▶ Schriftliche Aufgabe A: Schreibe aus dem Bericht über den Parteitag der Herner CDU den Abschnitt ab, der bei den Worten "Fünf Jahre lang" beginnt und nach "Art Entschuldigung aus." endet. Ersetze darin "Samstag" durch "Sonntag".

▶ Text zum Lesen:
↓↓↓

Herne. Es fanden nicht nur Wahlen beim Parteitag der Herner CDU statt. Kritik und Selbstkritik wurden geübt. Und es gab sogar eine Entschuldigung.

Fünf Jahre lang war Timon Radicke Kreisvorsitzender der Herner Christdemokraten und trat nun nach immer stärkeren Gegenwind nicht mehr an. Auch bei der Neuwahl des CDU-Vorstandes am Samstag im Volkshaus Röhlinghausen gab es offen sowie zwischen den Zeilen Kritik an dem 36-Jährigen. Die deutlichsten Worte fand allerdings Radicke: Er übte nicht nur Selbstkritik, sondern sprach auch eine Art Entschuldigung aus.

Selbstkritisch in seiner Abschiedsrede als Vorsitzender der CDU Herne: Timon Radicke am Samstag im Volkshaus Röhlinghausen.

↑↑↑

(Quelldaten)
↓↓↓

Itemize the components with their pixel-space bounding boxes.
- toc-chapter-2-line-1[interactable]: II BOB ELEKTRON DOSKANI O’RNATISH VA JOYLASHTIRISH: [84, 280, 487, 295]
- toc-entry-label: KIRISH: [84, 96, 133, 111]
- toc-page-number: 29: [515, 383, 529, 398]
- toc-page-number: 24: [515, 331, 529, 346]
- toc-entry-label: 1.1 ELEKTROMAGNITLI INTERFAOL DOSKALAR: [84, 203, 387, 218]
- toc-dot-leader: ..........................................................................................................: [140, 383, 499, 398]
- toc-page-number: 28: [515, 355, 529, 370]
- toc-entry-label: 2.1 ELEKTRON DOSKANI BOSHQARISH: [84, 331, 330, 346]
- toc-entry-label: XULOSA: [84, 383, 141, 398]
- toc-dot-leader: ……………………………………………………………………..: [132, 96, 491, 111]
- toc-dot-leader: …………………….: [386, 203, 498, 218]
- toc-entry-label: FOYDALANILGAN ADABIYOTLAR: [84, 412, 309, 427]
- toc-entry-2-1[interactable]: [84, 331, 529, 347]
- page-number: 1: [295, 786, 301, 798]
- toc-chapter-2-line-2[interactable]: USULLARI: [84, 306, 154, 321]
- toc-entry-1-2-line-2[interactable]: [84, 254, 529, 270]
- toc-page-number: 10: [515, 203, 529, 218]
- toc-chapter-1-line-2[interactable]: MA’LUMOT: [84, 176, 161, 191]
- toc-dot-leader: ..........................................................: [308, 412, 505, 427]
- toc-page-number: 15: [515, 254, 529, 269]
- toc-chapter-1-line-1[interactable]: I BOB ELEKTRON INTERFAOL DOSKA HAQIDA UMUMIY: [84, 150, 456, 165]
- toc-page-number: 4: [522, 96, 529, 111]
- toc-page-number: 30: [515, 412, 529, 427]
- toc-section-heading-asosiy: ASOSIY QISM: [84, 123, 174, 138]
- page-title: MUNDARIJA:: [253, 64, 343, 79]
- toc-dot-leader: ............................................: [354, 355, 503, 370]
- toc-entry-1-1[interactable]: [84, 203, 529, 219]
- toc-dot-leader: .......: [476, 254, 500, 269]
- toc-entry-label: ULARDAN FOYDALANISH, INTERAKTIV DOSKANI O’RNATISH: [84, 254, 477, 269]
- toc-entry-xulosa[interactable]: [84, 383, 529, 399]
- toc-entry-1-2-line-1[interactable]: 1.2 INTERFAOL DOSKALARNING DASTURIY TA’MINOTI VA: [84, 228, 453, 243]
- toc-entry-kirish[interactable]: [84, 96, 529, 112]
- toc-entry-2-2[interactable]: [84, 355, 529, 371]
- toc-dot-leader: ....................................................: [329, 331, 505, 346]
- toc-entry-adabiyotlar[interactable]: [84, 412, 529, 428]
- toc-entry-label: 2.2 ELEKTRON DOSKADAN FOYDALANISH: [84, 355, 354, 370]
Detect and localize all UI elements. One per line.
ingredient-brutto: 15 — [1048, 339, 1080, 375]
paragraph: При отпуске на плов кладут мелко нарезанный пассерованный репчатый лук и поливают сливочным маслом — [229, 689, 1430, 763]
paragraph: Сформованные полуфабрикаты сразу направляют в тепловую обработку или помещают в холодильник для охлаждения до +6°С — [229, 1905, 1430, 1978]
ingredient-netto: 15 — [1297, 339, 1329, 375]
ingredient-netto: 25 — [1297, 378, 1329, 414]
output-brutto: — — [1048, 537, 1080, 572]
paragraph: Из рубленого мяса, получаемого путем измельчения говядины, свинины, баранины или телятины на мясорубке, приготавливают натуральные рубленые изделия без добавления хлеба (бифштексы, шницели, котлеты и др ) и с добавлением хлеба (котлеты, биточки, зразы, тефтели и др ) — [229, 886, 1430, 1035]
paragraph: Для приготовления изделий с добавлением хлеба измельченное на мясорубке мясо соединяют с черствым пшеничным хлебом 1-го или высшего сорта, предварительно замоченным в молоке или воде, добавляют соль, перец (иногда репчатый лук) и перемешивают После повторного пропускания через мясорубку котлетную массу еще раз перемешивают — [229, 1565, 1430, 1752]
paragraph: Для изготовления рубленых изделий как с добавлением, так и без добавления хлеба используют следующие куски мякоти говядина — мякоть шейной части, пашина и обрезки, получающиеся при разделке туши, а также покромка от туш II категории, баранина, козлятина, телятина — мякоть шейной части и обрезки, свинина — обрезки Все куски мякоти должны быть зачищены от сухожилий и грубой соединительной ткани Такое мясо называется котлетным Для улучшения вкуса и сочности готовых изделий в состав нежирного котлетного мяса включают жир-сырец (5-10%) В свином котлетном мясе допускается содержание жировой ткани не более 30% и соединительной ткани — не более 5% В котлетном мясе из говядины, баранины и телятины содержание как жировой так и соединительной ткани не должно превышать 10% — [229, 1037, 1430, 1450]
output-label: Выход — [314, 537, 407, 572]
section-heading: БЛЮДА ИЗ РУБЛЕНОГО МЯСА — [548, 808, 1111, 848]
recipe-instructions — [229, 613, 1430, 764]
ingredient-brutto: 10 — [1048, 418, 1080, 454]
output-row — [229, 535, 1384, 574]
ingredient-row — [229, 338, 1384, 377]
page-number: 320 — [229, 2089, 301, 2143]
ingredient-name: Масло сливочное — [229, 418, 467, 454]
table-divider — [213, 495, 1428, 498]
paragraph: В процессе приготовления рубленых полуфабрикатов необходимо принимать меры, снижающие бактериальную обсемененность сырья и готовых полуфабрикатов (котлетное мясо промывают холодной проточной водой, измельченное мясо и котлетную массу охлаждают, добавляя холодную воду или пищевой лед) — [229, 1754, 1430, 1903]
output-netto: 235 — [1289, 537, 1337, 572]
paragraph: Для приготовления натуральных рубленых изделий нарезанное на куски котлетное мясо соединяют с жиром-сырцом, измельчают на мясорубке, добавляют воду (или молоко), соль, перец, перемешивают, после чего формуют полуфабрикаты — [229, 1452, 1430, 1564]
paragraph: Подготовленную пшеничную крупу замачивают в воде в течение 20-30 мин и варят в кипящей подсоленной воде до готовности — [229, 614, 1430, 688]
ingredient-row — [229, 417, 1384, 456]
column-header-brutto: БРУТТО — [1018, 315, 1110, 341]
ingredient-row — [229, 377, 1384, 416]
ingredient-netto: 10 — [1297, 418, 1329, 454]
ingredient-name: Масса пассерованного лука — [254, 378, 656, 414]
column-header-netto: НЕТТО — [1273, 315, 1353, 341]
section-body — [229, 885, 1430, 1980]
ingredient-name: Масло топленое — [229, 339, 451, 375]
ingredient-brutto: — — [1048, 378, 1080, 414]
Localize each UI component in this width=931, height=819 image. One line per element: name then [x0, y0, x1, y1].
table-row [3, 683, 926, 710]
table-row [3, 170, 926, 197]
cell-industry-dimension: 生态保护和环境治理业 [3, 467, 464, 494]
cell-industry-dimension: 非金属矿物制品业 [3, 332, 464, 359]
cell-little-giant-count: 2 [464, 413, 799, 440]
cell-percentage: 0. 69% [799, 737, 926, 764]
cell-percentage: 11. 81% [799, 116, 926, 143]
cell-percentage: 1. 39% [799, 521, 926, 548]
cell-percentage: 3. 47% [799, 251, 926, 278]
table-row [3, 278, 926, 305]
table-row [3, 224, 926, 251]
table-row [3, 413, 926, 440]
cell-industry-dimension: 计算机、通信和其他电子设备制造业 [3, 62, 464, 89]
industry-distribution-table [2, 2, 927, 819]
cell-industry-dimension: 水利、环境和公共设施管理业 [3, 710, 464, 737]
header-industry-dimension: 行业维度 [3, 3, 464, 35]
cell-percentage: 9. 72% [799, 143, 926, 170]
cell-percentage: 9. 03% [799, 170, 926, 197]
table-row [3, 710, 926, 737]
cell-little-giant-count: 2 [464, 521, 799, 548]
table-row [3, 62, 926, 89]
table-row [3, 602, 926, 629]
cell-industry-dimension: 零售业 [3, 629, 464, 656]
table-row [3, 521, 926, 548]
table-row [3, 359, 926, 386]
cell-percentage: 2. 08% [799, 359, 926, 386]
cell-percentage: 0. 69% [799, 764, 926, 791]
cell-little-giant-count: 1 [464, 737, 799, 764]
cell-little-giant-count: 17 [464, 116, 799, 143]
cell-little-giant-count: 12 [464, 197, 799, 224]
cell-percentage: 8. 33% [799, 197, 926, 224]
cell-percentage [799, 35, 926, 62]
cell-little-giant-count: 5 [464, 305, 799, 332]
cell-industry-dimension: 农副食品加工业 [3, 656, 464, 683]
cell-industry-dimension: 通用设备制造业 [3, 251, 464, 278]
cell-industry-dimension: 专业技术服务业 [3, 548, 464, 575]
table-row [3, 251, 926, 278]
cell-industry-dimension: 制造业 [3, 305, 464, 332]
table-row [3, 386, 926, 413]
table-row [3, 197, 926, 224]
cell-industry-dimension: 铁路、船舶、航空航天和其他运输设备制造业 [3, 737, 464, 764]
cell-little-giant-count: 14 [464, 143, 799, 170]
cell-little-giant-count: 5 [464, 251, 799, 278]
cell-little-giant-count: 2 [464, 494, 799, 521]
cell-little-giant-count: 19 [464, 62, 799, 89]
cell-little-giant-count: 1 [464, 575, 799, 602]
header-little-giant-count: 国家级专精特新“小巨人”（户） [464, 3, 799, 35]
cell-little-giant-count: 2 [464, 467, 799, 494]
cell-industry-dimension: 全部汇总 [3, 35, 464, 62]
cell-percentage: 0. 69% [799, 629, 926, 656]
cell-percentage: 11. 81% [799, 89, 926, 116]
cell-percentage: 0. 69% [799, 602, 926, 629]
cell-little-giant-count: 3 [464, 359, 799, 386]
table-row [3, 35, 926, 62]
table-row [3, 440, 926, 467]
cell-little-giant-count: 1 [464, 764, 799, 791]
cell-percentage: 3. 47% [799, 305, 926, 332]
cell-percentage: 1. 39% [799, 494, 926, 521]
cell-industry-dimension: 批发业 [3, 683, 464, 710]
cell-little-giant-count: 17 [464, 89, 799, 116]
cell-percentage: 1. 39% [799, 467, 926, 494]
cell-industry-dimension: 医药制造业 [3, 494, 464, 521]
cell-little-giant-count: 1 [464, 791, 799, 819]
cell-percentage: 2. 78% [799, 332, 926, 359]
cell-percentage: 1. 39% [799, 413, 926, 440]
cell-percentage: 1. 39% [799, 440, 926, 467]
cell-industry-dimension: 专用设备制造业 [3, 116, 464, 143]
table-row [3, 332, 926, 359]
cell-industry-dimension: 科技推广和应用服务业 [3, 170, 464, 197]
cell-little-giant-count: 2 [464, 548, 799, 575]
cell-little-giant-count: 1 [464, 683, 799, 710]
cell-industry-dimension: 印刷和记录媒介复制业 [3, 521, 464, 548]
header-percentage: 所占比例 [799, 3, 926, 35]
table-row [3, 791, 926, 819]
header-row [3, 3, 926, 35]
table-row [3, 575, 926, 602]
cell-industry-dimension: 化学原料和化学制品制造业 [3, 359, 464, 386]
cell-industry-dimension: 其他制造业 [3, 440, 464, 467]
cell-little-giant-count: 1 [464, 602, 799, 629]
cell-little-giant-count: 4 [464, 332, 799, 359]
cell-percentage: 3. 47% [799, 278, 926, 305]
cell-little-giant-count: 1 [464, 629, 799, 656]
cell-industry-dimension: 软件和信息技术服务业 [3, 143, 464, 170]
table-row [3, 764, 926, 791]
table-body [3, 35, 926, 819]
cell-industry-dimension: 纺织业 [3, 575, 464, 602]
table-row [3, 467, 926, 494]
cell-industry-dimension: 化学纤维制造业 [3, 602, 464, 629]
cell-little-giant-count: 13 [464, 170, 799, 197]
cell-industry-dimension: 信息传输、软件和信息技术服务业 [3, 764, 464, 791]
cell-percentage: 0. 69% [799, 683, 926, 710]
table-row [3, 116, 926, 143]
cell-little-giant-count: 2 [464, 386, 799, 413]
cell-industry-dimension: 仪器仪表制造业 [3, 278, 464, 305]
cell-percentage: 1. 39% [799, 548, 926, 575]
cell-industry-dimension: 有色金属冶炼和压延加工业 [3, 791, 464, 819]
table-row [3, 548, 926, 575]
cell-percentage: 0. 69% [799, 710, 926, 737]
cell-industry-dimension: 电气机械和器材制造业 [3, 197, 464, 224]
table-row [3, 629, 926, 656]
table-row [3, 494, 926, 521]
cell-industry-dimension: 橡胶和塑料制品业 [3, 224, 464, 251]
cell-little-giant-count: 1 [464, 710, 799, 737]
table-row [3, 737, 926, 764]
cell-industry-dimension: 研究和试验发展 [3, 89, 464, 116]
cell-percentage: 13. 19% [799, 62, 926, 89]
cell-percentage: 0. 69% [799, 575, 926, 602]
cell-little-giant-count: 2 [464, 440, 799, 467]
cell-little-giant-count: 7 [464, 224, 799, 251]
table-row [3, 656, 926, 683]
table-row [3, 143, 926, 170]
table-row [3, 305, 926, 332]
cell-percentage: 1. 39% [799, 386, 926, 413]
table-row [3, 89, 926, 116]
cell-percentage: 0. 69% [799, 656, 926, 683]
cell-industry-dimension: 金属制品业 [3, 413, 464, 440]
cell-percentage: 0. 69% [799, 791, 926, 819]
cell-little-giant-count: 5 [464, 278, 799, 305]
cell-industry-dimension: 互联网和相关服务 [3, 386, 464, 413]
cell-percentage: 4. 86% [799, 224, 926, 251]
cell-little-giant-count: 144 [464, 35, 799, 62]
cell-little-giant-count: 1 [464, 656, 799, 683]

↑↑↑

▶ Schriftliche Aufgabe B: Übernimm aus den Einträgen unverändert die Zeilen vom Anfang der Einträge bis einschließlich der Zeile mit "- toc-page-number: 24: [515, 331, 529, 346]".

▶ Schriftliche Antwort A:
Fünf Jahre lang war Timon Radicke Kreisvorsitzender der Herner Christdemokraten und trat nun nach immer stärkeren Gegenwind nicht mehr an. Auch bei der Neuwahl des CDU-Vorstandes am Sonntag im Volkshaus Röhlinghausen gab es offen sowie zwischen den Zeilen Kritik an dem 36-Jährigen. Die deutlichsten Worte fand allerdings Radicke: Er übte nicht nur Selbstkritik, sondern sprach auch eine Art Entschuldigung aus.

▶ Schriftliche Antwort B:
Itemize the components with their pixel-space bounding boxes.
- toc-chapter-2-line-1[interactable]: II BOB ELEKTRON DOSKANI O’RNATISH VA JOYLASHTIRISH: [84, 280, 487, 295]
- toc-entry-label: KIRISH: [84, 96, 133, 111]
- toc-page-number: 29: [515, 383, 529, 398]
- toc-page-number: 24: [515, 331, 529, 346]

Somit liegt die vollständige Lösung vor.